▸ Written task: Exactly reproduce the entries, dropping any pictures from your copy.

____ Raw data

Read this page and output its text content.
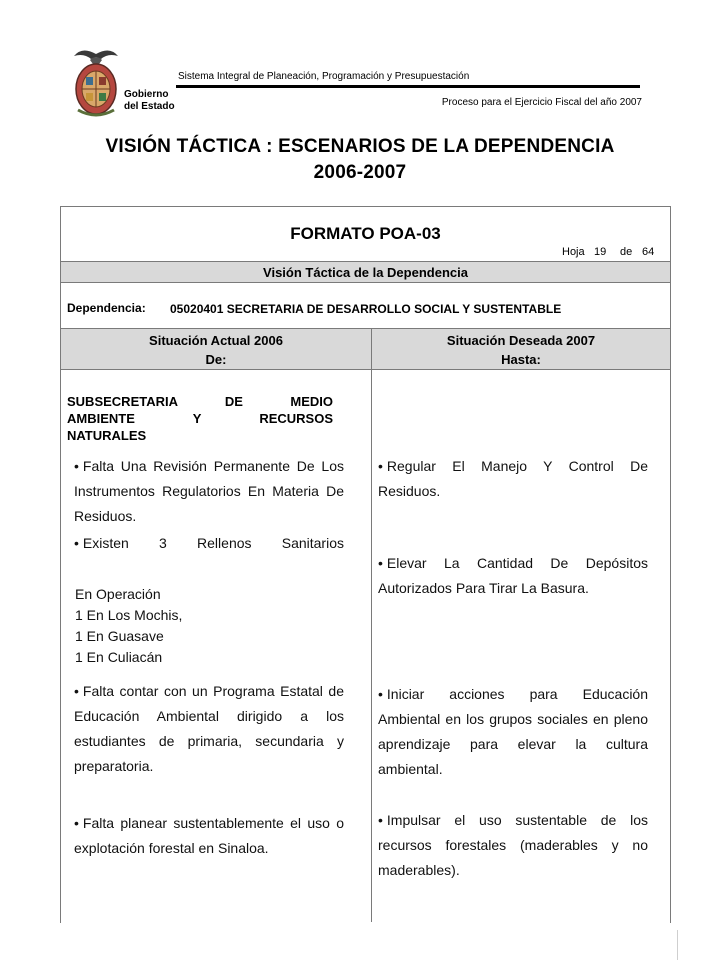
Gobierno
del Estado
Sistema Integral de Planeación, Programación y Presupuestación
Proceso para el Ejercicio Fiscal del año 2007
VISIÓN TÁCTICA : ESCENARIOS DE LA DEPENDENCIA
2006-2007
FORMATO POA-03
Hoja 19 de 64
Visión Táctica de la Dependencia
Dependencia: 05020401 SECRETARIA DE DESARROLLO SOCIAL Y SUSTENTABLE
Situación Actual 2006
De:
Situación Deseada 2007
Hasta:
SUBSECRETARIA DE MEDIO
AMBIENTE Y RECURSOS
NATURALES
• Falta Una Revisión Permanente De Los Instrumentos Regulatorios En Materia De Residuos.
• Existen 3 Rellenos Sanitarios
En Operación
1 En Los Mochis,
1 En Guasave
1 En Culiacán
• Falta contar con un Programa Estatal de Educación Ambiental dirigido a los estudiantes de primaria, secundaria y preparatoria.
• Falta planear sustentablemente el uso o explotación forestal en Sinaloa.
• Regular El Manejo Y Control De Residuos.
• Elevar La Cantidad De Depósitos Autorizados Para Tirar La Basura.
• Iniciar acciones para Educación Ambiental en los grupos sociales en pleno aprendizaje para elevar la cultura ambiental.
• Impulsar el uso sustentable de los recursos forestales (maderables y no maderables).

________

▸ Written answer:
Read this page and output its text content.
Gobierno
del Estado
Sistema Integral de Planeación, Programación y Presupuestación
Proceso para el Ejercicio Fiscal del año 2007
VISIÓN TÁCTICA : ESCENARIOS DE LA DEPENDENCIA
2006-2007
FORMATO POA-03
Hoja 19 de 64
Visión Táctica de la Dependencia
Dependencia: 05020401 SECRETARIA DE DESARROLLO SOCIAL Y SUSTENTABLE
Situación Actual 2006
De:
Situación Deseada 2007
Hasta:
SUBSECRETARIA DE MEDIO
AMBIENTE Y RECURSOS
NATURALES
• Falta Una Revisión Permanente De Los Instrumentos Regulatorios En Materia De Residuos.
• Existen 3 Rellenos Sanitarios
En Operación
1 En Los Mochis,
1 En Guasave
1 En Culiacán
• Falta contar con un Programa Estatal de Educación Ambiental dirigido a los estudiantes de primaria, secundaria y preparatoria.
• Falta planear sustentablemente el uso o explotación forestal en Sinaloa.
• Regular El Manejo Y Control De Residuos.
• Elevar La Cantidad De Depósitos Autorizados Para Tirar La Basura.
• Iniciar acciones para Educación Ambiental en los grupos sociales en pleno aprendizaje para elevar la cultura ambiental.
• Impulsar el uso sustentable de los recursos forestales (maderables y no maderables).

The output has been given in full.